- _Aim_: Go through the material below, count the lines with the word "soir", and reply with the count alone.

*** Provided records ***

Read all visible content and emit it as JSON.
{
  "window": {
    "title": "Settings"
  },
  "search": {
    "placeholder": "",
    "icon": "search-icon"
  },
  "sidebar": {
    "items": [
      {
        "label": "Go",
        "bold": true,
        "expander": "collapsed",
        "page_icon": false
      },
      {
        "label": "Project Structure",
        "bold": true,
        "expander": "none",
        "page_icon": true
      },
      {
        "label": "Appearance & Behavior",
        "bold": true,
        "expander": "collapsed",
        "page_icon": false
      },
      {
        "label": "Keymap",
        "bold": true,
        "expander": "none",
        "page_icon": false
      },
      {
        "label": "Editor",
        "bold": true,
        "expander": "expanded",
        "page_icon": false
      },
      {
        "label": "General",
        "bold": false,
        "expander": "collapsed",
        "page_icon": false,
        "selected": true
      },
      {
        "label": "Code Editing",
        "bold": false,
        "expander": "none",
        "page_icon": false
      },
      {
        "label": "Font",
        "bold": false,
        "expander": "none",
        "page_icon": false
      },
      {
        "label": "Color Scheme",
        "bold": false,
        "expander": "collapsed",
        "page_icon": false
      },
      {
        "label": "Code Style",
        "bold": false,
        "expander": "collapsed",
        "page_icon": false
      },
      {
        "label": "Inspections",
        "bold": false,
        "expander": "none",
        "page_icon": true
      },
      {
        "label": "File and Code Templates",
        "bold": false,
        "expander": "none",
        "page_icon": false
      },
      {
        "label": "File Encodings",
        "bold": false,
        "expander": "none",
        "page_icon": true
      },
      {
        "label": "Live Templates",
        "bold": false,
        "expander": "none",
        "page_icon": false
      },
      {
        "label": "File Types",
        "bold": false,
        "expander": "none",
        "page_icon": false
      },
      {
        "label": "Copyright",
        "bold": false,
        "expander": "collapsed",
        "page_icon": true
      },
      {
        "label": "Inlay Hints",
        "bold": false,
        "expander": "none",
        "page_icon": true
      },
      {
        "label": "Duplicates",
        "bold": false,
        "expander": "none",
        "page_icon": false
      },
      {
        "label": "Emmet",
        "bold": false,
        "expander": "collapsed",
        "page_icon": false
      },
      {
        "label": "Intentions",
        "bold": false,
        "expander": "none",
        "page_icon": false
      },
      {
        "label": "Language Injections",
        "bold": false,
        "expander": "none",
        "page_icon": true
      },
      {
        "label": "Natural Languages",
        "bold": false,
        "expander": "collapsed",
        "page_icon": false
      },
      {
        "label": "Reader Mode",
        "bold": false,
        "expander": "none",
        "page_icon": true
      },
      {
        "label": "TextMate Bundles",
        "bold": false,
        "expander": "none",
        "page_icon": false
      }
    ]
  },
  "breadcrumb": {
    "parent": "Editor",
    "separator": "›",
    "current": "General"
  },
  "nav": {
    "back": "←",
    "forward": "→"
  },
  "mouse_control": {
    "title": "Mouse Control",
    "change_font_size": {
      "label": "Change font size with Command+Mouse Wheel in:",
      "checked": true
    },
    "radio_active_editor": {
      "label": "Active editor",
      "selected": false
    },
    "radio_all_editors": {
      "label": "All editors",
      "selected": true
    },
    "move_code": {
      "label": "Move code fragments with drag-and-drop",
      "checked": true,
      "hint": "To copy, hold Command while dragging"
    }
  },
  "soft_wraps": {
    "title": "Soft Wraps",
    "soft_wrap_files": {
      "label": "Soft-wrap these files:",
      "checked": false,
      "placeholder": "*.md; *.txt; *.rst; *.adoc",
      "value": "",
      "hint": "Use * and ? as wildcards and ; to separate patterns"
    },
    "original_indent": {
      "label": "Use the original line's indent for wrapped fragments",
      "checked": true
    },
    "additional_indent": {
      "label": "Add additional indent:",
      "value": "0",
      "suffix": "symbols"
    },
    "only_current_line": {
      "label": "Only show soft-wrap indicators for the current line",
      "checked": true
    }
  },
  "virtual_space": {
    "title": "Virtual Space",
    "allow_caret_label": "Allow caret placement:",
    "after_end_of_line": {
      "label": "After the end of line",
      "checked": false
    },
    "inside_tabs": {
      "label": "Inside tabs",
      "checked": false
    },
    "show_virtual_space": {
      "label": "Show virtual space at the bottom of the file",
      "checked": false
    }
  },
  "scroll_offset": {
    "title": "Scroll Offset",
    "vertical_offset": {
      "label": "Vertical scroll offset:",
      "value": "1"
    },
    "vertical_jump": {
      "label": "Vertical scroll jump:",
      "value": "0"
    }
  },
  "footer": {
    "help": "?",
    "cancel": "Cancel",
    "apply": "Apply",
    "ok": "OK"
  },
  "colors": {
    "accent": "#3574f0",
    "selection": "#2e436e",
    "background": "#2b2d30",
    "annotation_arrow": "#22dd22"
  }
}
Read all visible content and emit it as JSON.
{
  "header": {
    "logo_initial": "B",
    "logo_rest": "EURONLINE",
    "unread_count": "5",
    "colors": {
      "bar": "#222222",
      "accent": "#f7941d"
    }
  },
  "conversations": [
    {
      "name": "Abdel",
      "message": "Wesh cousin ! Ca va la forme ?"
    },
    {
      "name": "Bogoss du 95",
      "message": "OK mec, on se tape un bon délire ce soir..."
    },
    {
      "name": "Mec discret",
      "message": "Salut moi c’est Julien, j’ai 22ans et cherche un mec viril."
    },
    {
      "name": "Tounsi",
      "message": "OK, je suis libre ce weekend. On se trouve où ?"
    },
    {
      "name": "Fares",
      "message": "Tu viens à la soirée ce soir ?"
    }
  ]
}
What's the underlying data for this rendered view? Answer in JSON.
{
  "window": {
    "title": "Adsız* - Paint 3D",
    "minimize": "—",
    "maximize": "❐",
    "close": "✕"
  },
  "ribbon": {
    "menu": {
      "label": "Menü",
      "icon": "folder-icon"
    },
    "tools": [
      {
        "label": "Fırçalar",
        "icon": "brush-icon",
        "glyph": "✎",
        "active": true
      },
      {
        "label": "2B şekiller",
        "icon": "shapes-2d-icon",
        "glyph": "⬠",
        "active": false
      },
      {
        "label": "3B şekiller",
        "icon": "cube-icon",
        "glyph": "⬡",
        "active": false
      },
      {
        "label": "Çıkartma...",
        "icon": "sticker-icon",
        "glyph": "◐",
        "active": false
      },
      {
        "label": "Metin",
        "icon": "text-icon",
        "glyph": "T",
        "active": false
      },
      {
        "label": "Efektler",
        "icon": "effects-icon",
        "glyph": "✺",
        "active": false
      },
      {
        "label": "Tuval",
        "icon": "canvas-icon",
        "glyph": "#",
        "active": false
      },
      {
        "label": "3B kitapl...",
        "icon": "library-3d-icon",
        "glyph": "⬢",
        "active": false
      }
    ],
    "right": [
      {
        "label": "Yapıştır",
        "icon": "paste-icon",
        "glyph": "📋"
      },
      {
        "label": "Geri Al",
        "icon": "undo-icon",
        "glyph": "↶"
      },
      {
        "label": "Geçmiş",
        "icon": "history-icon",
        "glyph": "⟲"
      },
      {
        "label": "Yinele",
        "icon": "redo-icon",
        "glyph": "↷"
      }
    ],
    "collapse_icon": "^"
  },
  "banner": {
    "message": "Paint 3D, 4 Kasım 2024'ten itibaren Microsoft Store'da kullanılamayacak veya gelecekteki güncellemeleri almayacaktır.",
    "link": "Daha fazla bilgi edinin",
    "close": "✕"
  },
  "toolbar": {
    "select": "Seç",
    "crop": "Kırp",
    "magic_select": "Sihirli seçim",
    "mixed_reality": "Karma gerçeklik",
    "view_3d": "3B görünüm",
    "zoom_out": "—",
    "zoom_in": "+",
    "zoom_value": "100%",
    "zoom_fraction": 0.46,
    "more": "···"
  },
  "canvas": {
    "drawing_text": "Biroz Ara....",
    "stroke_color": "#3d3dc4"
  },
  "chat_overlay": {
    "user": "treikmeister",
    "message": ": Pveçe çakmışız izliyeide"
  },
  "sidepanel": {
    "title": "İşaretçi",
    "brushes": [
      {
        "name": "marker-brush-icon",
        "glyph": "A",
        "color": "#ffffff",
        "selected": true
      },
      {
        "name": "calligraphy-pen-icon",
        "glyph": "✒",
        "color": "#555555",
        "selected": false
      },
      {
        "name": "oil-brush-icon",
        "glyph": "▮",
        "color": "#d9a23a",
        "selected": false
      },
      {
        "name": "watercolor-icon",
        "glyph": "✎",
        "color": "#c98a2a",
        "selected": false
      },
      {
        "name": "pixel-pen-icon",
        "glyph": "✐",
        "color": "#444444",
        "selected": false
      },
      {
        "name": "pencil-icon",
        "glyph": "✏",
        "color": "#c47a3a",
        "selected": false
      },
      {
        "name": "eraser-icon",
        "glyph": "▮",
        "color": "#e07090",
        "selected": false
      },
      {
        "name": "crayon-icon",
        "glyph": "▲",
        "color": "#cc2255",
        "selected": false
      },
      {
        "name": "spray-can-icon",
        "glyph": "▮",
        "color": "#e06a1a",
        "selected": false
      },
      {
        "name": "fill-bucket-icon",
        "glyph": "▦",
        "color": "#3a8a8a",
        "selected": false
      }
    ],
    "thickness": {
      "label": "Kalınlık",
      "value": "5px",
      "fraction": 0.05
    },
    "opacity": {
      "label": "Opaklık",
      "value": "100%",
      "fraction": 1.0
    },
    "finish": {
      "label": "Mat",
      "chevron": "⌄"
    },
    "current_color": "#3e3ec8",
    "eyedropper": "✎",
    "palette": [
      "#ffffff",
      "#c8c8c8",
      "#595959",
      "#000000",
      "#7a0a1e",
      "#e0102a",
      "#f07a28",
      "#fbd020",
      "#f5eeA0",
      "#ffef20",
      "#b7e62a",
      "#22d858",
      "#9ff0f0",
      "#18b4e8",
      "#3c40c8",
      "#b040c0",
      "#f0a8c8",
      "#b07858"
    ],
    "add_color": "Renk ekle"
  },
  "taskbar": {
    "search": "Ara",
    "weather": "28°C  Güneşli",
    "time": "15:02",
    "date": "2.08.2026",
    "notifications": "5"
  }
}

***

- _Response to the task_: 2